> _DO THIS_:
Answer with a single number: how many lines in the listing below include "六大行贷款结构"?

> _ENTRIES SUPPLIED_:
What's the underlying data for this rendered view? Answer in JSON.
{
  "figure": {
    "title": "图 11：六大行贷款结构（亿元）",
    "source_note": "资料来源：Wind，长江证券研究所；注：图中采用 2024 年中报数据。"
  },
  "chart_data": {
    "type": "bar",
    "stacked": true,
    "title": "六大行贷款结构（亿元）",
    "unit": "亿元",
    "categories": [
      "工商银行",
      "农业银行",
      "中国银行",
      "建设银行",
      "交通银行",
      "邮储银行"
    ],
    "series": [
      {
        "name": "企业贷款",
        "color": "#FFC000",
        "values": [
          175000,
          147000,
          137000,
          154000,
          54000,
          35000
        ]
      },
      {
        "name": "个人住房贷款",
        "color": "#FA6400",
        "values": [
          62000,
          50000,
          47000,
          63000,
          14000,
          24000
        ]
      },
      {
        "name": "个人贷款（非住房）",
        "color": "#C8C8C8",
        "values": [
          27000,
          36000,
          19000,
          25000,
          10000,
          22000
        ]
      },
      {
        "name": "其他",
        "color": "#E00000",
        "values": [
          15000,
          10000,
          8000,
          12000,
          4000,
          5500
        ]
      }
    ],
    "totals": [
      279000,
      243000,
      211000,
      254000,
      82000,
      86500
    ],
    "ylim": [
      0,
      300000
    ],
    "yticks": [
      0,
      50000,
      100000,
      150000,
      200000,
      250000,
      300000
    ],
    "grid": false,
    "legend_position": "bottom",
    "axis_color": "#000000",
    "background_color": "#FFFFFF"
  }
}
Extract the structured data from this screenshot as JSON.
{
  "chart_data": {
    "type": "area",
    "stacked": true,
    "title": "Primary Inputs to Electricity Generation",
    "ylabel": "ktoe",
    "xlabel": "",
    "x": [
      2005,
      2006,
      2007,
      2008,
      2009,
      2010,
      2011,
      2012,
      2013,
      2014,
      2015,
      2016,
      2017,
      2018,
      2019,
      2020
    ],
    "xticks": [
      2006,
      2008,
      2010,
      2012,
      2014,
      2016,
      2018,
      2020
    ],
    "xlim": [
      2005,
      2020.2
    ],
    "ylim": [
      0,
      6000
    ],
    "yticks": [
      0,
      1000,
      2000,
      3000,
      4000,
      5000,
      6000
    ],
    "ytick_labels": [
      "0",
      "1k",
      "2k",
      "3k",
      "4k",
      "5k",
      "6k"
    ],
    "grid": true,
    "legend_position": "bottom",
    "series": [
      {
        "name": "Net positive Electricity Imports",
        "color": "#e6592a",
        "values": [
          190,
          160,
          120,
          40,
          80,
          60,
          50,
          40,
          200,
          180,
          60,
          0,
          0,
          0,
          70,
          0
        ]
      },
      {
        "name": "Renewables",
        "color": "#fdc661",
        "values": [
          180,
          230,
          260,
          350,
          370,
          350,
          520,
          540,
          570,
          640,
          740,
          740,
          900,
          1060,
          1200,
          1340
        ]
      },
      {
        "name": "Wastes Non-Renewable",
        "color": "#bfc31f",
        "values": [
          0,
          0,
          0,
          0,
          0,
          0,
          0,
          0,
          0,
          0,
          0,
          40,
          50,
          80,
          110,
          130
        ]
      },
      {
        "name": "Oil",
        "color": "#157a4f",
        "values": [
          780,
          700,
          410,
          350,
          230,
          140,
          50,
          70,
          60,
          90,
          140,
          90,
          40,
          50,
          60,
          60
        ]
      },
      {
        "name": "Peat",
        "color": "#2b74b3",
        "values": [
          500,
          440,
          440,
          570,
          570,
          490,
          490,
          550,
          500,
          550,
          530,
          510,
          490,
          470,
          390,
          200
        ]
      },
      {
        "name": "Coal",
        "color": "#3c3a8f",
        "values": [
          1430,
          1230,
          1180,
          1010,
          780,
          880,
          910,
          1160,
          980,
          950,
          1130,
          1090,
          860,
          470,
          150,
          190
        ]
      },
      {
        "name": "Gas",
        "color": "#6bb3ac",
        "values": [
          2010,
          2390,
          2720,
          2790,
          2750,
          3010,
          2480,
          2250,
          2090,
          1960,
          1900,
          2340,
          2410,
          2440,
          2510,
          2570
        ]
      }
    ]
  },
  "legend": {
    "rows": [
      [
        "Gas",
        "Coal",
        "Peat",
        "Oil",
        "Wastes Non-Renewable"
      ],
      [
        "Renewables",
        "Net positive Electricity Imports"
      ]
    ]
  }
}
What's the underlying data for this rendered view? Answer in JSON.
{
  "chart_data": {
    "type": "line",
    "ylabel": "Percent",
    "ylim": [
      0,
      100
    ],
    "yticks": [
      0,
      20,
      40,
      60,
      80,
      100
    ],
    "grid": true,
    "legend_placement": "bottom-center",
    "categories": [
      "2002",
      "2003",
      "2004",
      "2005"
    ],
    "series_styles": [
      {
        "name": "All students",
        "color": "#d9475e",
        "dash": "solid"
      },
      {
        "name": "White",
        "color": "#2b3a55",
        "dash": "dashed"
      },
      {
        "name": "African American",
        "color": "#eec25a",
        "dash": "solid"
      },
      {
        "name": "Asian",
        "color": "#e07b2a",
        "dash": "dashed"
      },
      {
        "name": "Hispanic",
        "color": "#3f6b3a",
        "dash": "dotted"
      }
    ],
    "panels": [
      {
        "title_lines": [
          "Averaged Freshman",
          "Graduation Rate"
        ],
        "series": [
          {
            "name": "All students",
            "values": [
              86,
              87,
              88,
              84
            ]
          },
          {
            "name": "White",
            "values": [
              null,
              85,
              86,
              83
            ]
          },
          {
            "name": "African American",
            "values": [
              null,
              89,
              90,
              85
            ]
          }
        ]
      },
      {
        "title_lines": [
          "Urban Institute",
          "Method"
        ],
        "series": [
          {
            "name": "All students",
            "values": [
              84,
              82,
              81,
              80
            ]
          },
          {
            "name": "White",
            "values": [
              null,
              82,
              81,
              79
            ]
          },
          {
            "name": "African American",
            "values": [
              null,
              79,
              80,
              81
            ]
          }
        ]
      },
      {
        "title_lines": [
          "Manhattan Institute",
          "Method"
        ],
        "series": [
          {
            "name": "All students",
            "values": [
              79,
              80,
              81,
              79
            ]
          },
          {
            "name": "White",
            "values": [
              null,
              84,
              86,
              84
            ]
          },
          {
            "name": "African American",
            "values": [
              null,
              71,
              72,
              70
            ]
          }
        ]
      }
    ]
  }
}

> _RESULT FOR THIS EXERCISE_:
2